= Work to complete =
Copy out lines with the word "coureurs" from the material that follows.

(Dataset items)
- - - - -
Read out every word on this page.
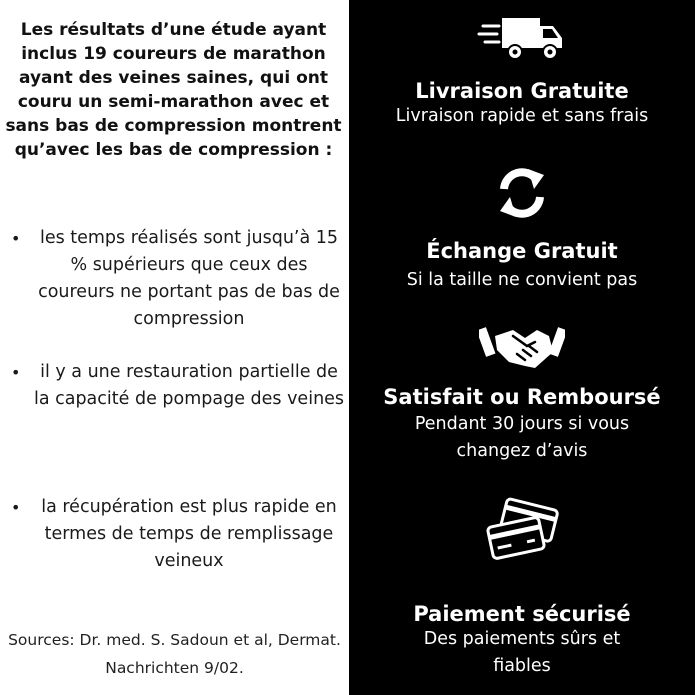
Les résultats d’une étude ayant inclus 19 coureurs de marathon ayant des veines saines, qui ont couru un semi-marathon avec et sans bas de compression montrent qu’avec les bas de compression :
•	les temps réalisés sont jusqu’à 15 % supérieurs que ceux des coureurs ne portant pas de bas de compression
•	il y a une restauration partielle de la capacité de pompage des veines
•	la récupération est plus rapide en termes de temps de remplissage veineux
Sources: Dr. med. S. Sadoun et al, Dermat. Nachrichten 9/02.
Livraison Gratuite
Livraison rapide et sans frais
Échange Gratuit
Si la taille ne convient pas
Satisfait ou Remboursé
Pendant 30 jours si vous changez d’avis
Paiement sécurisé
Des paiements sûrs et fiables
- - - - -
= Response for this exercise =
Les résultats d’une étude ayant inclus 19 coureurs de marathon ayant des veines saines, qui ont couru un semi-marathon avec et sans bas de compression montrent qu’avec les bas de compression :
•	les temps réalisés sont jusqu’à 15 % supérieurs que ceux des coureurs ne portant pas de bas de compression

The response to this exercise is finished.